STATED GOAL: Write the entries below out again exactly; any picture in them stays out.

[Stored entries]
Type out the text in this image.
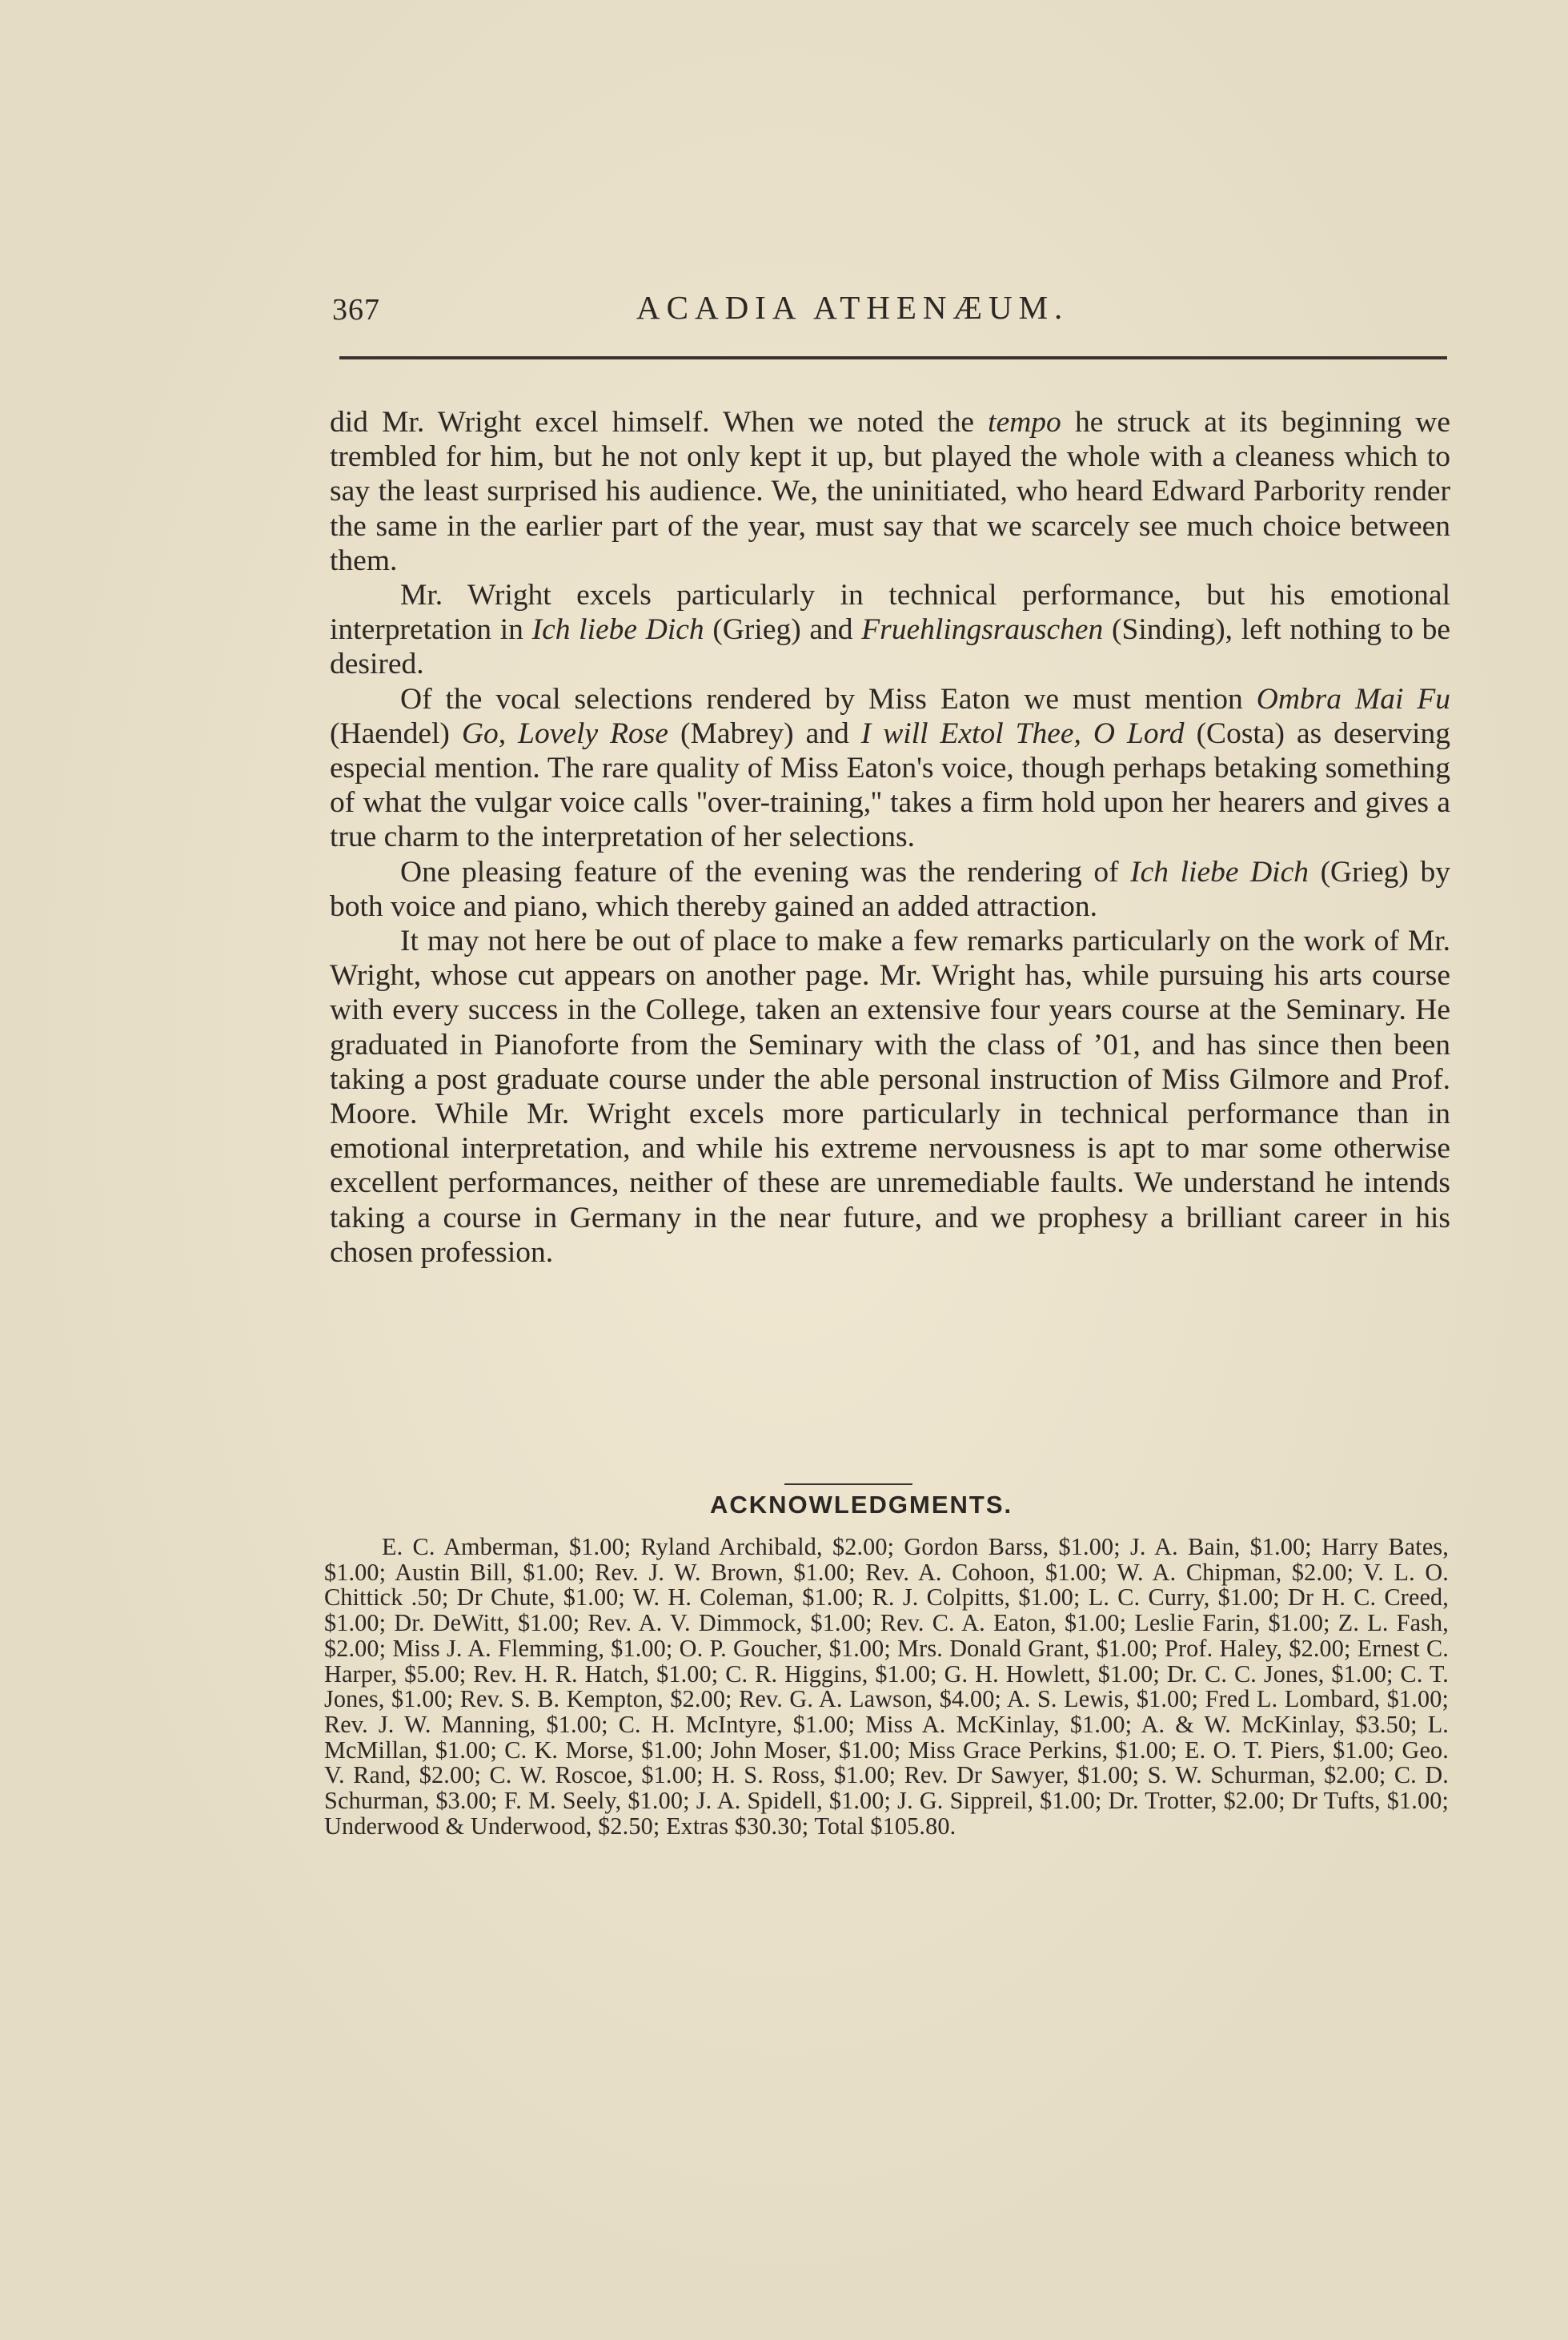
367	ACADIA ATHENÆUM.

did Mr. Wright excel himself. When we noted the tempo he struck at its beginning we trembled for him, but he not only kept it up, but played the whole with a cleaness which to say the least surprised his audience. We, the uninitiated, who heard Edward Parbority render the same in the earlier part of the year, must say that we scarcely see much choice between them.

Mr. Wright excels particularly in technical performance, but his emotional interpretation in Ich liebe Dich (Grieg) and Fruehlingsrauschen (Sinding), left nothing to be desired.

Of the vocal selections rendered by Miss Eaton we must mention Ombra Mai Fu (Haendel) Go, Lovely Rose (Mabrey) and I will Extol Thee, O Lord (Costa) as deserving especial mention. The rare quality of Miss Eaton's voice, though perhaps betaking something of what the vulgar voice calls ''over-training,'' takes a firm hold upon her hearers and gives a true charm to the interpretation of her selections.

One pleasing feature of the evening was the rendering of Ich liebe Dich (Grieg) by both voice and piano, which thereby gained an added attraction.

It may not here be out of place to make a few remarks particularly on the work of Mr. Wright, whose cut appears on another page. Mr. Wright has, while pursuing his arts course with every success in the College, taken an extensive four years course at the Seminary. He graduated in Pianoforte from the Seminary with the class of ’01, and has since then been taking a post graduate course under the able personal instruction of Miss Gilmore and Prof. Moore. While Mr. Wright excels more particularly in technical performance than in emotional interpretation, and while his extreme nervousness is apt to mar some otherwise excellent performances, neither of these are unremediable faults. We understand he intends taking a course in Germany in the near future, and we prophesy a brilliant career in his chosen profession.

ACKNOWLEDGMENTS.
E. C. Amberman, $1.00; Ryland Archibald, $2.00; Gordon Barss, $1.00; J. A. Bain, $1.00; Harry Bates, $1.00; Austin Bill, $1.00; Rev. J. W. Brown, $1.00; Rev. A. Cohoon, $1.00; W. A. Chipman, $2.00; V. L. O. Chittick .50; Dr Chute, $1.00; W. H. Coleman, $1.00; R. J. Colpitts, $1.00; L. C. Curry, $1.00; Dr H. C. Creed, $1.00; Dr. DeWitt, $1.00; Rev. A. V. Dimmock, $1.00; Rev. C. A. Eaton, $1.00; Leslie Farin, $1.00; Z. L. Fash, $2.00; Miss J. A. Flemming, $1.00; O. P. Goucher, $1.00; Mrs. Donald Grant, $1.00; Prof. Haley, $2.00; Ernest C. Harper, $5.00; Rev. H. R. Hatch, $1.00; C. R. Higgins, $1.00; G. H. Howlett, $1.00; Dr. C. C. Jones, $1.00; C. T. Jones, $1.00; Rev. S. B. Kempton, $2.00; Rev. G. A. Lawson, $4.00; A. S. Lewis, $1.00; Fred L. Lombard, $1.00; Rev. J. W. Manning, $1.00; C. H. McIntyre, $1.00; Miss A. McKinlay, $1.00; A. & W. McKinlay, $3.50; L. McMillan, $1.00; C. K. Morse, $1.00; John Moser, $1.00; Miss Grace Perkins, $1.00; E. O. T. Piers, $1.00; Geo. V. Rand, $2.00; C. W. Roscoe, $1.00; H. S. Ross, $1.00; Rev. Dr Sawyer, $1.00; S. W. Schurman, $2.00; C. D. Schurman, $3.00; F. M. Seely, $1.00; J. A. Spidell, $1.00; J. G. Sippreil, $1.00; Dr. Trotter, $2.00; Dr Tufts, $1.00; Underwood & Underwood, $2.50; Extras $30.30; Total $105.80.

RESULT:
Type out the text in this image.
367	ACADIA ATHENÆUM.

did Mr. Wright excel himself. When we noted the tempo he struck at its beginning we trembled for him, but he not only kept it up, but played the whole with a cleaness which to say the least surprised his audience. We, the uninitiated, who heard Edward Parbority render the same in the earlier part of the year, must say that we scarcely see much choice between them.

Mr. Wright excels particularly in technical performance, but his emotional interpretation in Ich liebe Dich (Grieg) and Fruehlingsrauschen (Sinding), left nothing to be desired.

Of the vocal selections rendered by Miss Eaton we must mention Ombra Mai Fu (Haendel) Go, Lovely Rose (Mabrey) and I will Extol Thee, O Lord (Costa) as deserving especial mention. The rare quality of Miss Eaton's voice, though perhaps betaking something of what the vulgar voice calls ''over-training,'' takes a firm hold upon her hearers and gives a true charm to the interpretation of her selections.

One pleasing feature of the evening was the rendering of Ich liebe Dich (Grieg) by both voice and piano, which thereby gained an added attraction.

It may not here be out of place to make a few remarks particularly on the work of Mr. Wright, whose cut appears on another page. Mr. Wright has, while pursuing his arts course with every success in the College, taken an extensive four years course at the Seminary. He graduated in Pianoforte from the Seminary with the class of ’01, and has since then been taking a post graduate course under the able personal instruction of Miss Gilmore and Prof. Moore. While Mr. Wright excels more particularly in technical performance than in emotional interpretation, and while his extreme nervousness is apt to mar some otherwise excellent performances, neither of these are unremediable faults. We understand he intends taking a course in Germany in the near future, and we prophesy a brilliant career in his chosen profession.

ACKNOWLEDGMENTS.
E. C. Amberman, $1.00; Ryland Archibald, $2.00; Gordon Barss, $1.00; J. A. Bain, $1.00; Harry Bates, $1.00; Austin Bill, $1.00; Rev. J. W. Brown, $1.00; Rev. A. Cohoon, $1.00; W. A. Chipman, $2.00; V. L. O. Chittick .50; Dr Chute, $1.00; W. H. Coleman, $1.00; R. J. Colpitts, $1.00; L. C. Curry, $1.00; Dr H. C. Creed, $1.00; Dr. DeWitt, $1.00; Rev. A. V. Dimmock, $1.00; Rev. C. A. Eaton, $1.00; Leslie Farin, $1.00; Z. L. Fash, $2.00; Miss J. A. Flemming, $1.00; O. P. Goucher, $1.00; Mrs. Donald Grant, $1.00; Prof. Haley, $2.00; Ernest C. Harper, $5.00; Rev. H. R. Hatch, $1.00; C. R. Higgins, $1.00; G. H. Howlett, $1.00; Dr. C. C. Jones, $1.00; C. T. Jones, $1.00; Rev. S. B. Kempton, $2.00; Rev. G. A. Lawson, $4.00; A. S. Lewis, $1.00; Fred L. Lombard, $1.00; Rev. J. W. Manning, $1.00; C. H. McIntyre, $1.00; Miss A. McKinlay, $1.00; A. & W. McKinlay, $3.50; L. McMillan, $1.00; C. K. Morse, $1.00; John Moser, $1.00; Miss Grace Perkins, $1.00; E. O. T. Piers, $1.00; Geo. V. Rand, $2.00; C. W. Roscoe, $1.00; H. S. Ross, $1.00; Rev. Dr Sawyer, $1.00; S. W. Schurman, $2.00; C. D. Schurman, $3.00; F. M. Seely, $1.00; J. A. Spidell, $1.00; J. G. Sippreil, $1.00; Dr. Trotter, $2.00; Dr Tufts, $1.00; Underwood & Underwood, $2.50; Extras $30.30; Total $105.80.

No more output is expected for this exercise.